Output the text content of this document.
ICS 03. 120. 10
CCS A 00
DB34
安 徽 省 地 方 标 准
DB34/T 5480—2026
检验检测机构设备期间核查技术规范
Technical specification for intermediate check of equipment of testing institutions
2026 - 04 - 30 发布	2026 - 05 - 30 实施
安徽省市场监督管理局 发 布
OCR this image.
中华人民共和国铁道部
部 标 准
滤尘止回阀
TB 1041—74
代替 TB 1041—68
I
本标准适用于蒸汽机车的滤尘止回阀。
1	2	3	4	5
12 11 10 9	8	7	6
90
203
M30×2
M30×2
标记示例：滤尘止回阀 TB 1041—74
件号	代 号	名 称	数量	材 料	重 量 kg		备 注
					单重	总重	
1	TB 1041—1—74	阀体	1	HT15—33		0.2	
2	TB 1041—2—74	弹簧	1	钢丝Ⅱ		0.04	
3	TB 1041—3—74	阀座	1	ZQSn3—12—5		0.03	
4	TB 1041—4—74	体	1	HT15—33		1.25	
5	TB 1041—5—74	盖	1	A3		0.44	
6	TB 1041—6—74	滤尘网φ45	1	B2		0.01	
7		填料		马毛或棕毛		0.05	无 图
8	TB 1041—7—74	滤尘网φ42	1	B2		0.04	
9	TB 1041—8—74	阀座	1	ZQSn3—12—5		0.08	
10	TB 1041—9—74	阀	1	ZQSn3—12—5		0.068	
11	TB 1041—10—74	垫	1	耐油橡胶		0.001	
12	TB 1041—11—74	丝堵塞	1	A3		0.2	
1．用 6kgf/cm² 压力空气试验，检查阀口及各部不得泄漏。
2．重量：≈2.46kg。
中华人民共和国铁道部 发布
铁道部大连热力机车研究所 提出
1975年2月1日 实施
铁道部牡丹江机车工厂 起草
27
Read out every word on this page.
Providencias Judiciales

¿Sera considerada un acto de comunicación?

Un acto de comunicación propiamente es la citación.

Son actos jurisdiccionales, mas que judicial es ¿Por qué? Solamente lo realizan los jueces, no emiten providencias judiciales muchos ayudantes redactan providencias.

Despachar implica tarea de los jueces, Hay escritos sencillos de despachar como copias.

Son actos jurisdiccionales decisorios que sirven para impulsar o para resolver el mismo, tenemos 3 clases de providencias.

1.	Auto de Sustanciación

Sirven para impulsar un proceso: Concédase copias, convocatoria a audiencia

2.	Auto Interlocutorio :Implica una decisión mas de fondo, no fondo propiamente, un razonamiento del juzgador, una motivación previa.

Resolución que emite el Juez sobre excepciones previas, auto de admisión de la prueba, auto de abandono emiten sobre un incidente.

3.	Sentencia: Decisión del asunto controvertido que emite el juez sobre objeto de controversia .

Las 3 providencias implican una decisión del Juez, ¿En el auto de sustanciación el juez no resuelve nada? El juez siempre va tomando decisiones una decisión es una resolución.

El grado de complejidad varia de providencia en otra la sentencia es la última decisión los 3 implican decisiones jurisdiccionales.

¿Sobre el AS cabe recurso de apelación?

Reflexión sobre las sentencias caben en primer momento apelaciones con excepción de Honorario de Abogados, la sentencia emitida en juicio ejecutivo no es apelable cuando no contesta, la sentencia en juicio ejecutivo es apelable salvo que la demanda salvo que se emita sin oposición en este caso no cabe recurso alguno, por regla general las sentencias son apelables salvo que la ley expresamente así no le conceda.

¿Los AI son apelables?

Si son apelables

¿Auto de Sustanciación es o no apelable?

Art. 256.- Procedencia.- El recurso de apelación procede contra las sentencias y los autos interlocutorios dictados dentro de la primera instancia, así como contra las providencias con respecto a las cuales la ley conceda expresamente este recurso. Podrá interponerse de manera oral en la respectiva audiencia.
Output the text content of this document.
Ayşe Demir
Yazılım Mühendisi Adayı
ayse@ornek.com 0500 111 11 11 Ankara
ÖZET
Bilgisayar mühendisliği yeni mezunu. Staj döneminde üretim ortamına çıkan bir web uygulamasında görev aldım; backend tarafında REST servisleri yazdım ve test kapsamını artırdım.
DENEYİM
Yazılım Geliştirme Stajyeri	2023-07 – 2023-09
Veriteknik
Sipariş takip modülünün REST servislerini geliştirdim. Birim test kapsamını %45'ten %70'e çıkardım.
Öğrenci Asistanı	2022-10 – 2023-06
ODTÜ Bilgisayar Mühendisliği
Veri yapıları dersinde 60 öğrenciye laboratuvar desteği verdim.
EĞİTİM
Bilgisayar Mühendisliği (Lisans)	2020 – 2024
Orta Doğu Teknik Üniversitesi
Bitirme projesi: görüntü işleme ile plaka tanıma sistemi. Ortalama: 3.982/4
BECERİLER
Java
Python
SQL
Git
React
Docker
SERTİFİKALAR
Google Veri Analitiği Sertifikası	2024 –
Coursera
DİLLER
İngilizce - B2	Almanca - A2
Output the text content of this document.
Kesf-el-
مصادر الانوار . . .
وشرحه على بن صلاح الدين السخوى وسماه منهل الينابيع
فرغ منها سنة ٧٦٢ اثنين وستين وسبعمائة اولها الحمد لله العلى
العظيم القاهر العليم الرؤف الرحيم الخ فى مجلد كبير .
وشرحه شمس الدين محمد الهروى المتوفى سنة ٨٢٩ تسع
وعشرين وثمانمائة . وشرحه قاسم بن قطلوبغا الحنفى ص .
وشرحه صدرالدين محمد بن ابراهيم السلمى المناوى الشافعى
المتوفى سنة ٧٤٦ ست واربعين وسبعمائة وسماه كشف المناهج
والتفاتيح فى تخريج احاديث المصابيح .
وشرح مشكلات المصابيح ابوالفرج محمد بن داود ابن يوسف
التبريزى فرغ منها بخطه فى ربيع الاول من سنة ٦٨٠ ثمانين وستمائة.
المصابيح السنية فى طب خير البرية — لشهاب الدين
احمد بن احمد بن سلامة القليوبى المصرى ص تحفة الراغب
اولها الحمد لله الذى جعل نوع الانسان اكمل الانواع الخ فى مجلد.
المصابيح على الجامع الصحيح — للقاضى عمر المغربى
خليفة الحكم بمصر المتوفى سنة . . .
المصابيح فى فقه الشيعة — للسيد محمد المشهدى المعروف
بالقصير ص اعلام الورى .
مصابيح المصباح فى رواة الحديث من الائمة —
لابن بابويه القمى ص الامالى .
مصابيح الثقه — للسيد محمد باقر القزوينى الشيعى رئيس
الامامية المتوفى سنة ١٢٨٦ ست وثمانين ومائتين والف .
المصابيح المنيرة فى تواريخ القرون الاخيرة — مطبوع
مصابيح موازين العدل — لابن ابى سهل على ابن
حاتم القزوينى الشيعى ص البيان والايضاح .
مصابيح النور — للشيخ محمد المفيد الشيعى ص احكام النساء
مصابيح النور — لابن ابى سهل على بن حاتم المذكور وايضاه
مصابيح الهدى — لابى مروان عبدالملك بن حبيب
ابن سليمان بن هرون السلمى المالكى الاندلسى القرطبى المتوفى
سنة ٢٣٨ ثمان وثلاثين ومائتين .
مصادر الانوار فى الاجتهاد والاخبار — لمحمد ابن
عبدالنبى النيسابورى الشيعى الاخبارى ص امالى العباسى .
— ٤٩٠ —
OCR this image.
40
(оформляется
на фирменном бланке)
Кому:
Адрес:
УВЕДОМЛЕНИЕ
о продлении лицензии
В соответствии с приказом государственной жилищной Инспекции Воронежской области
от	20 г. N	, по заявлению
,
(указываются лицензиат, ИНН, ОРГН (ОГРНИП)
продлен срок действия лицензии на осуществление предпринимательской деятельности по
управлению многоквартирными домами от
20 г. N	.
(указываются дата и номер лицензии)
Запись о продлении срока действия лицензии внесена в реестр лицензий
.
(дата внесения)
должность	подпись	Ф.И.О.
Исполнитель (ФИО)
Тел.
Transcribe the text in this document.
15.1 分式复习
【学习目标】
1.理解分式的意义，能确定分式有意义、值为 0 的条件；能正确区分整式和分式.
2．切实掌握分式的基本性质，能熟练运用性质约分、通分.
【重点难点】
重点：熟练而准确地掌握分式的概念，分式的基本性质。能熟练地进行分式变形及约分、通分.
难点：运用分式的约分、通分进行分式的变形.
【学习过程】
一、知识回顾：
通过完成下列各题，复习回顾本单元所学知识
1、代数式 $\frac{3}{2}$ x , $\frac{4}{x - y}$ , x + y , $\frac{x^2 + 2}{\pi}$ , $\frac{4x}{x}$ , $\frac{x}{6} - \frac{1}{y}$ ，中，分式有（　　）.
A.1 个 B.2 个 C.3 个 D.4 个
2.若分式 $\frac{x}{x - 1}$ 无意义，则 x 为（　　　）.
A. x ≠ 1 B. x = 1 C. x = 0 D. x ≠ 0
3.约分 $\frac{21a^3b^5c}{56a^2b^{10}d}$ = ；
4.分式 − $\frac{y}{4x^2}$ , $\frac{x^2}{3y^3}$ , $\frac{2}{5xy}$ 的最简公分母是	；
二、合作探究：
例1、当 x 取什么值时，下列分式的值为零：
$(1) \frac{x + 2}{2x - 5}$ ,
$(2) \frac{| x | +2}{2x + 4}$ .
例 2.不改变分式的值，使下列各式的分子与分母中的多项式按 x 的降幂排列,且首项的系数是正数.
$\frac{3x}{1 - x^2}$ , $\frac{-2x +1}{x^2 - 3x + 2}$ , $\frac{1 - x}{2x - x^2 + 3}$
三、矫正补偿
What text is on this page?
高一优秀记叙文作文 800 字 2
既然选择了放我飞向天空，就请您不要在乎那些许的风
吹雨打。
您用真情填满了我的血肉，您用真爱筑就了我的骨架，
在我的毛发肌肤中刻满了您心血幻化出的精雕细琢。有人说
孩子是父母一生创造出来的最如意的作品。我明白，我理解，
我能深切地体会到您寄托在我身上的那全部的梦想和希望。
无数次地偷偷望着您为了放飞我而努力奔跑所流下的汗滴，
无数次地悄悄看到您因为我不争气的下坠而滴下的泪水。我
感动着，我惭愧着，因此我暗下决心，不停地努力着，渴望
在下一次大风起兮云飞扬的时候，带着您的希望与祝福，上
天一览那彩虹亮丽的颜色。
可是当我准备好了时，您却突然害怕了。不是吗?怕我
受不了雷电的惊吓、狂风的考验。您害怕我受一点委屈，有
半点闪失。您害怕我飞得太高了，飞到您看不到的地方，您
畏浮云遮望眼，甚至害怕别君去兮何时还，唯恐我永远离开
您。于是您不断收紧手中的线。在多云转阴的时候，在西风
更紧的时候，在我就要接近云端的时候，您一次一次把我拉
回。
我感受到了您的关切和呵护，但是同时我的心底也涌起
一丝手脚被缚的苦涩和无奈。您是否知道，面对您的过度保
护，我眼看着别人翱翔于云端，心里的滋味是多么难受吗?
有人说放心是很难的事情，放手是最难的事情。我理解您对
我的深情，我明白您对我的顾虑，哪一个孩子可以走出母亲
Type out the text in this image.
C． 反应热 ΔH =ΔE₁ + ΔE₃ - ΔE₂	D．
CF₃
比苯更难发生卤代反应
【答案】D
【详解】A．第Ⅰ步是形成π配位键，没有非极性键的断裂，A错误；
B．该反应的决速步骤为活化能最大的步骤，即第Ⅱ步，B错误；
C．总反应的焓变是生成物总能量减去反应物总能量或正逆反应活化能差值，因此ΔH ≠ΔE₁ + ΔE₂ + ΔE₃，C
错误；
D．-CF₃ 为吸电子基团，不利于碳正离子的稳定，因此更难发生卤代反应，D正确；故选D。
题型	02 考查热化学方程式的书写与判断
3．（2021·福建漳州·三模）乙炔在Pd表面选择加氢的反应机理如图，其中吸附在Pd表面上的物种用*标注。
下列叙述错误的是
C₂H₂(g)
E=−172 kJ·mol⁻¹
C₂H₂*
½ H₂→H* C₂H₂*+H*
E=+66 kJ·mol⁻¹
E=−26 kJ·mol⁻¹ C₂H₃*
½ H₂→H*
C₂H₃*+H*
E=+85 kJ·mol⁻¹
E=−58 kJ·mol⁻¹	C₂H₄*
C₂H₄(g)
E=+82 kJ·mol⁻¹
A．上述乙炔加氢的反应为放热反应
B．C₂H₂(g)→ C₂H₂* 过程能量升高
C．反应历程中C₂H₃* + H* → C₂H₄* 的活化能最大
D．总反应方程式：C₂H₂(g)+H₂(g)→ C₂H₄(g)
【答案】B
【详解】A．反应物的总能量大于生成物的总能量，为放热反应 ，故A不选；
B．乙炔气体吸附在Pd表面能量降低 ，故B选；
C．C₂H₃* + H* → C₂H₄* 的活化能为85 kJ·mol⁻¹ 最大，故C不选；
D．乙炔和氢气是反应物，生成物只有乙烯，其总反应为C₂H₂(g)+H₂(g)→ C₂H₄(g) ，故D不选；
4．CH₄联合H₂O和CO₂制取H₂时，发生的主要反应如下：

- Directive -
Which lines in the data above contain "السلمى"? Show each one.

- The result -
وشرحه صدرالدين محمد بن ابراهيم السلمى المناوى الشافعى
ابن سليمان بن هرون السلمى المالكى الاندلسى القرطبى المتوفى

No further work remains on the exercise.